Only lines holding the string "CARP" are wanted; copy each one from the material.
━━━━━ Data supplied
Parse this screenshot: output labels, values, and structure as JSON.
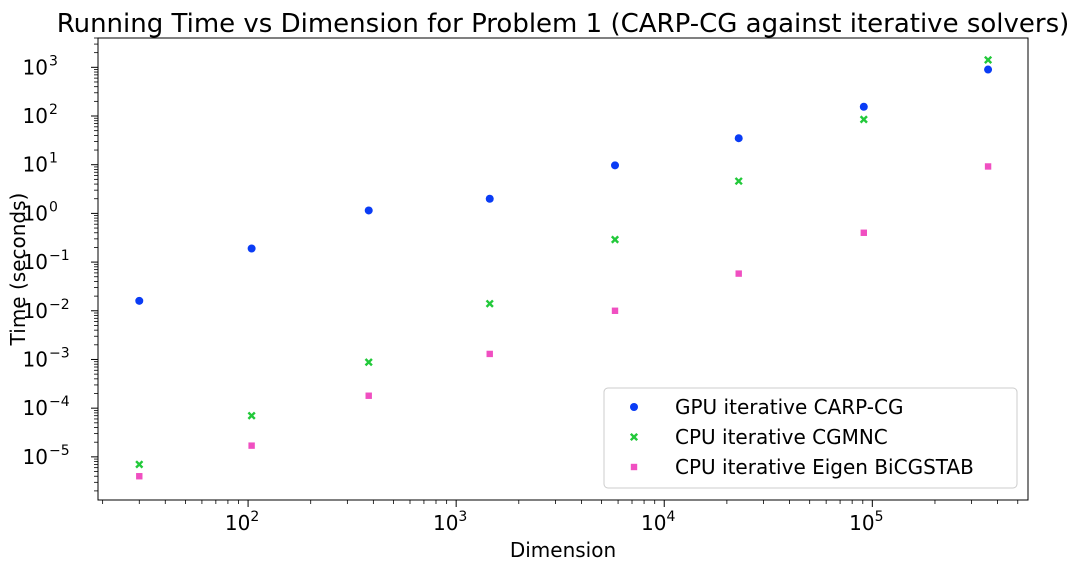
{
  "chart_data": {
    "type": "scatter",
    "title": "Running Time vs Dimension for Problem 1 (CARP-CG against iterative solvers)",
    "xlabel": "Dimension",
    "ylabel": "Time (seconds)",
    "xscale": "log",
    "yscale": "log",
    "xlim": [
      19,
      560000
    ],
    "ylim": [
      1.3e-06,
      4000
    ],
    "x_ticks": [
      {
        "value": 100,
        "base": "10",
        "exp": "2"
      },
      {
        "value": 1000,
        "base": "10",
        "exp": "3"
      },
      {
        "value": 10000,
        "base": "10",
        "exp": "4"
      },
      {
        "value": 100000,
        "base": "10",
        "exp": "5"
      }
    ],
    "y_ticks": [
      {
        "value": 1e-05,
        "base": "10",
        "exp": "−5"
      },
      {
        "value": 0.0001,
        "base": "10",
        "exp": "−4"
      },
      {
        "value": 0.001,
        "base": "10",
        "exp": "−3"
      },
      {
        "value": 0.01,
        "base": "10",
        "exp": "−2"
      },
      {
        "value": 0.1,
        "base": "10",
        "exp": "−1"
      },
      {
        "value": 1,
        "base": "10",
        "exp": "0"
      },
      {
        "value": 10,
        "base": "10",
        "exp": "1"
      },
      {
        "value": 100,
        "base": "10",
        "exp": "2"
      },
      {
        "value": 1000,
        "base": "10",
        "exp": "3"
      }
    ],
    "grid": false,
    "legend_position": "lower-right",
    "series": [
      {
        "name": "GPU iterative CARP-CG",
        "marker": "circle",
        "color": "#0a3cf5",
        "x": [
          30,
          104,
          380,
          1450,
          5800,
          22800,
          91000,
          360000
        ],
        "y": [
          0.016,
          0.19,
          1.15,
          2.0,
          9.7,
          35,
          155,
          900
        ]
      },
      {
        "name": "CPU iterative CGMNC",
        "marker": "x",
        "color": "#22c93a",
        "x": [
          30,
          104,
          380,
          1450,
          5800,
          22800,
          91000,
          360000
        ],
        "y": [
          7e-06,
          7e-05,
          0.00088,
          0.014,
          0.29,
          4.6,
          85,
          1420
        ]
      },
      {
        "name": "CPU iterative Eigen BiCGSTAB",
        "marker": "square",
        "color": "#f04fc1",
        "x": [
          30,
          104,
          380,
          1450,
          5800,
          22800,
          91000,
          360000
        ],
        "y": [
          4e-06,
          1.7e-05,
          0.00018,
          0.0013,
          0.01,
          0.058,
          0.4,
          9.2
        ]
      }
    ]
  }
}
━━━━━━━━━━
*Correct output*
    "title": "Running Time vs Dimension for Problem 1 (CARP-CG against iterative solvers)",
        "name": "GPU iterative CARP-CG",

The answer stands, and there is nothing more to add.